::: Provided records
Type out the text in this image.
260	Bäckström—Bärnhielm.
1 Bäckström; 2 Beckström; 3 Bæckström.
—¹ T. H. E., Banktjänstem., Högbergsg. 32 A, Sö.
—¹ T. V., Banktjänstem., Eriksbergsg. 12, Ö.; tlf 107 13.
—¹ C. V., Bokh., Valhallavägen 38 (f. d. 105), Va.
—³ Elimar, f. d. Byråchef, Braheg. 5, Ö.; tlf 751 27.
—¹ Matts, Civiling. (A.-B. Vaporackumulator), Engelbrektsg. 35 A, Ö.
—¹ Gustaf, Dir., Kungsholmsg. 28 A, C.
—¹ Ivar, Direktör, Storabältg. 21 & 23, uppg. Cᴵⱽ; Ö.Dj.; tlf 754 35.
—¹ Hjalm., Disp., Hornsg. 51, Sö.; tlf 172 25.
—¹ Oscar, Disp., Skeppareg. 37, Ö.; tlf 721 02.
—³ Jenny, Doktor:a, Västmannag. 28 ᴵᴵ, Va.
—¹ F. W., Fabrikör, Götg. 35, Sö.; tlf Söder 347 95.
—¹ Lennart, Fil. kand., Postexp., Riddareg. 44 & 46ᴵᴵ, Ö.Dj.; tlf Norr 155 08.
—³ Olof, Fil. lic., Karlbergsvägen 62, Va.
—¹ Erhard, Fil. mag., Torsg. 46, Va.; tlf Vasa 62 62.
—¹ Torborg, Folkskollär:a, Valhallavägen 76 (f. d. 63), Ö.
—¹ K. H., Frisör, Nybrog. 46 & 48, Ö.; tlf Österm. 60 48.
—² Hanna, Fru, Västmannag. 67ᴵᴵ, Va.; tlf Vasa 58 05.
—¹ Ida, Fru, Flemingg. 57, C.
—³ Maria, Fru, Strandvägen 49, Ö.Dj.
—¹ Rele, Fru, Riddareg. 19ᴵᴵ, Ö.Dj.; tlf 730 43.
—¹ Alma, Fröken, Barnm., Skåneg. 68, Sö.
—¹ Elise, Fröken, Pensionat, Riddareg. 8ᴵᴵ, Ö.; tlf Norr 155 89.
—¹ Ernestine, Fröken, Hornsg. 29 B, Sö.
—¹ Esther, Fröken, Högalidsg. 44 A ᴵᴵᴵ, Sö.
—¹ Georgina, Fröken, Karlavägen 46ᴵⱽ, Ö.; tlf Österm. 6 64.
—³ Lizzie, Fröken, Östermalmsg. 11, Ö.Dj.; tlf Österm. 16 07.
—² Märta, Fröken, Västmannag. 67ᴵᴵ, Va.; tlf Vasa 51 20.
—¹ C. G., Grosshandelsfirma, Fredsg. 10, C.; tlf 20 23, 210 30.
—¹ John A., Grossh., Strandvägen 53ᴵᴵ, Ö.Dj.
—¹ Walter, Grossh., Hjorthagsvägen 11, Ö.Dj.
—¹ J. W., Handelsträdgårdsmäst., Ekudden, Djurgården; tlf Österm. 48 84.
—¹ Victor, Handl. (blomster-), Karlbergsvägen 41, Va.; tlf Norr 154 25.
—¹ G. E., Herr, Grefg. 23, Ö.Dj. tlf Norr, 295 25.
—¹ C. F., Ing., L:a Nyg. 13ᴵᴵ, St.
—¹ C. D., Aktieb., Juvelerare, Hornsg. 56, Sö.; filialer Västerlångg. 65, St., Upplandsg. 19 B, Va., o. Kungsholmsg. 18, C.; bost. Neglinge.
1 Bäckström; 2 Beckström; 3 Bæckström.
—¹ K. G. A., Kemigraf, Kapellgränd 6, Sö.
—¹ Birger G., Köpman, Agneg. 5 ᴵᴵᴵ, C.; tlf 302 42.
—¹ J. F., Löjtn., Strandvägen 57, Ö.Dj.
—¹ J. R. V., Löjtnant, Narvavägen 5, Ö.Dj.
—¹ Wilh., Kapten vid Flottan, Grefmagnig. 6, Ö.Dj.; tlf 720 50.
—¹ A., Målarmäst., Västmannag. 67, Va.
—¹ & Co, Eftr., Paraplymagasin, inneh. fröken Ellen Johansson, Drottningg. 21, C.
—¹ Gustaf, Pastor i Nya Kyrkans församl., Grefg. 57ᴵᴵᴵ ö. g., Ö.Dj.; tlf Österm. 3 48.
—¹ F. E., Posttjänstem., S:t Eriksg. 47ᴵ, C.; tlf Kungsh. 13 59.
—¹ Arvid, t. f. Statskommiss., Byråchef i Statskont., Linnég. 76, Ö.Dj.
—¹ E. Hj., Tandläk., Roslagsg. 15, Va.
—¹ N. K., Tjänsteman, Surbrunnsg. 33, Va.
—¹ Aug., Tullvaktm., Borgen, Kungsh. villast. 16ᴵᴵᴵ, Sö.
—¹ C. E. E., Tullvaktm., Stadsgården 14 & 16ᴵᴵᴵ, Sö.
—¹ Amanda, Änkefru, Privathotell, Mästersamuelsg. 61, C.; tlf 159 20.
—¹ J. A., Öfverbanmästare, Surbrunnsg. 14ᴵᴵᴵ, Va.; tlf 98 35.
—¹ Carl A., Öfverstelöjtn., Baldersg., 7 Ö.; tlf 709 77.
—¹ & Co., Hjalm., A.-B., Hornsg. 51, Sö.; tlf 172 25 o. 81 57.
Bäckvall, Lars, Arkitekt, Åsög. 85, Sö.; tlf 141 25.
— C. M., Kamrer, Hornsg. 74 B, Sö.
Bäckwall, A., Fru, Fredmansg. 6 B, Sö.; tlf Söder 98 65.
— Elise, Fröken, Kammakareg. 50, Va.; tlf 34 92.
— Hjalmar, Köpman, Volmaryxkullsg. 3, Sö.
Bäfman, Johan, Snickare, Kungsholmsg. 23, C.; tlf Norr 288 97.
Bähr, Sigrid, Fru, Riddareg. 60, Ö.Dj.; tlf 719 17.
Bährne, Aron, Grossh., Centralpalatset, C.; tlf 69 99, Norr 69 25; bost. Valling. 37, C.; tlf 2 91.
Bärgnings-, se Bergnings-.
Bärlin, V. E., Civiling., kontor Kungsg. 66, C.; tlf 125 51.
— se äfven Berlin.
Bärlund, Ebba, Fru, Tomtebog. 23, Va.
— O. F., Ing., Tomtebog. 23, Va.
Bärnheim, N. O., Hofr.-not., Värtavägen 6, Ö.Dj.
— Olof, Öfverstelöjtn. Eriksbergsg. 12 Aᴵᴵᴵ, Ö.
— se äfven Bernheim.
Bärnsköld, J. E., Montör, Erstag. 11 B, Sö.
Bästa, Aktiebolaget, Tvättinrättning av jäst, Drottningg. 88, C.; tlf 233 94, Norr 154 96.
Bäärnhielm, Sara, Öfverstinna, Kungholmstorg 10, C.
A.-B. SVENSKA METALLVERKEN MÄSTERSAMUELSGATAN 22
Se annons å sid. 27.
::::::
Print all of the entries again, exactly as written.

Type out the text in this image.
260	Bäckström—Bärnhielm.
1 Bäckström; 2 Beckström; 3 Bæckström.
—¹ T. H. E., Banktjänstem., Högbergsg. 32 A, Sö.
—¹ T. V., Banktjänstem., Eriksbergsg. 12, Ö.; tlf 107 13.
—¹ C. V., Bokh., Valhallavägen 38 (f. d. 105), Va.
—³ Elimar, f. d. Byråchef, Braheg. 5, Ö.; tlf 751 27.
—¹ Matts, Civiling. (A.-B. Vaporackumulator), Engelbrektsg. 35 A, Ö.
—¹ Gustaf, Dir., Kungsholmsg. 28 A, C.
—¹ Ivar, Direktör, Storabältg. 21 & 23, uppg. Cᴵⱽ; Ö.Dj.; tlf 754 35.
—¹ Hjalm., Disp., Hornsg. 51, Sö.; tlf 172 25.
—¹ Oscar, Disp., Skeppareg. 37, Ö.; tlf 721 02.
—³ Jenny, Doktor:a, Västmannag. 28 ᴵᴵ, Va.
—¹ F. W., Fabrikör, Götg. 35, Sö.; tlf Söder 347 95.
—¹ Lennart, Fil. kand., Postexp., Riddareg. 44 & 46ᴵᴵ, Ö.Dj.; tlf Norr 155 08.
—³ Olof, Fil. lic., Karlbergsvägen 62, Va.
—¹ Erhard, Fil. mag., Torsg. 46, Va.; tlf Vasa 62 62.
—¹ Torborg, Folkskollär:a, Valhallavägen 76 (f. d. 63), Ö.
—¹ K. H., Frisör, Nybrog. 46 & 48, Ö.; tlf Österm. 60 48.
—² Hanna, Fru, Västmannag. 67ᴵᴵ, Va.; tlf Vasa 58 05.
—¹ Ida, Fru, Flemingg. 57, C.
—³ Maria, Fru, Strandvägen 49, Ö.Dj.
—¹ Rele, Fru, Riddareg. 19ᴵᴵ, Ö.Dj.; tlf 730 43.
—¹ Alma, Fröken, Barnm., Skåneg. 68, Sö.
—¹ Elise, Fröken, Pensionat, Riddareg. 8ᴵᴵ, Ö.; tlf Norr 155 89.
—¹ Ernestine, Fröken, Hornsg. 29 B, Sö.
—¹ Esther, Fröken, Högalidsg. 44 A ᴵᴵᴵ, Sö.
—¹ Georgina, Fröken, Karlavägen 46ᴵⱽ, Ö.; tlf Österm. 6 64.
—³ Lizzie, Fröken, Östermalmsg. 11, Ö.Dj.; tlf Österm. 16 07.
—² Märta, Fröken, Västmannag. 67ᴵᴵ, Va.; tlf Vasa 51 20.
—¹ C. G., Grosshandelsfirma, Fredsg. 10, C.; tlf 20 23, 210 30.
—¹ John A., Grossh., Strandvägen 53ᴵᴵ, Ö.Dj.
—¹ Walter, Grossh., Hjorthagsvägen 11, Ö.Dj.
—¹ J. W., Handelsträdgårdsmäst., Ekudden, Djurgården; tlf Österm. 48 84.
—¹ Victor, Handl. (blomster-), Karlbergsvägen 41, Va.; tlf Norr 154 25.
—¹ G. E., Herr, Grefg. 23, Ö.Dj. tlf Norr, 295 25.
—¹ C. F., Ing., L:a Nyg. 13ᴵᴵ, St.
—¹ C. D., Aktieb., Juvelerare, Hornsg. 56, Sö.; filialer Västerlångg. 65, St., Upplandsg. 19 B, Va., o. Kungsholmsg. 18, C.; bost. Neglinge.
1 Bäckström; 2 Beckström; 3 Bæckström.
—¹ K. G. A., Kemigraf, Kapellgränd 6, Sö.
—¹ Birger G., Köpman, Agneg. 5 ᴵᴵᴵ, C.; tlf 302 42.
—¹ J. F., Löjtn., Strandvägen 57, Ö.Dj.
—¹ J. R. V., Löjtnant, Narvavägen 5, Ö.Dj.
—¹ Wilh., Kapten vid Flottan, Grefmagnig. 6, Ö.Dj.; tlf 720 50.
—¹ A., Målarmäst., Västmannag. 67, Va.
—¹ & Co, Eftr., Paraplymagasin, inneh. fröken Ellen Johansson, Drottningg. 21, C.
—¹ Gustaf, Pastor i Nya Kyrkans församl., Grefg. 57ᴵᴵᴵ ö. g., Ö.Dj.; tlf Österm. 3 48.
—¹ F. E., Posttjänstem., S:t Eriksg. 47ᴵ, C.; tlf Kungsh. 13 59.
—¹ Arvid, t. f. Statskommiss., Byråchef i Statskont., Linnég. 76, Ö.Dj.
—¹ E. Hj., Tandläk., Roslagsg. 15, Va.
—¹ N. K., Tjänsteman, Surbrunnsg. 33, Va.
—¹ Aug., Tullvaktm., Borgen, Kungsh. villast. 16ᴵᴵᴵ, Sö.
—¹ C. E. E., Tullvaktm., Stadsgården 14 & 16ᴵᴵᴵ, Sö.
—¹ Amanda, Änkefru, Privathotell, Mästersamuelsg. 61, C.; tlf 159 20.
—¹ J. A., Öfverbanmästare, Surbrunnsg. 14ᴵᴵᴵ, Va.; tlf 98 35.
—¹ Carl A., Öfverstelöjtn., Baldersg., 7 Ö.; tlf 709 77.
—¹ & Co., Hjalm., A.-B., Hornsg. 51, Sö.; tlf 172 25 o. 81 57.
Bäckvall, Lars, Arkitekt, Åsög. 85, Sö.; tlf 141 25.
— C. M., Kamrer, Hornsg. 74 B, Sö.
Bäckwall, A., Fru, Fredmansg. 6 B, Sö.; tlf Söder 98 65.
— Elise, Fröken, Kammakareg. 50, Va.; tlf 34 92.
— Hjalmar, Köpman, Volmaryxkullsg. 3, Sö.
Bäfman, Johan, Snickare, Kungsholmsg. 23, C.; tlf Norr 288 97.
Bähr, Sigrid, Fru, Riddareg. 60, Ö.Dj.; tlf 719 17.
Bährne, Aron, Grossh., Centralpalatset, C.; tlf 69 99, Norr 69 25; bost. Valling. 37, C.; tlf 2 91.
Bärgnings-, se Bergnings-.
Bärlin, V. E., Civiling., kontor Kungsg. 66, C.; tlf 125 51.
— se äfven Berlin.
Bärlund, Ebba, Fru, Tomtebog. 23, Va.
— O. F., Ing., Tomtebog. 23, Va.
Bärnheim, N. O., Hofr.-not., Värtavägen 6, Ö.Dj.
— Olof, Öfverstelöjtn. Eriksbergsg. 12 Aᴵᴵᴵ, Ö.
— se äfven Bernheim.
Bärnsköld, J. E., Montör, Erstag. 11 B, Sö.
Bästa, Aktiebolaget, Tvättinrättning av jäst, Drottningg. 88, C.; tlf 233 94, Norr 154 96.
Bäärnhielm, Sara, Öfverstinna, Kungholmstorg 10, C.
A.-B. SVENSKA METALLVERKEN MÄSTERSAMUELSGATAN 22
Se annons å sid. 27.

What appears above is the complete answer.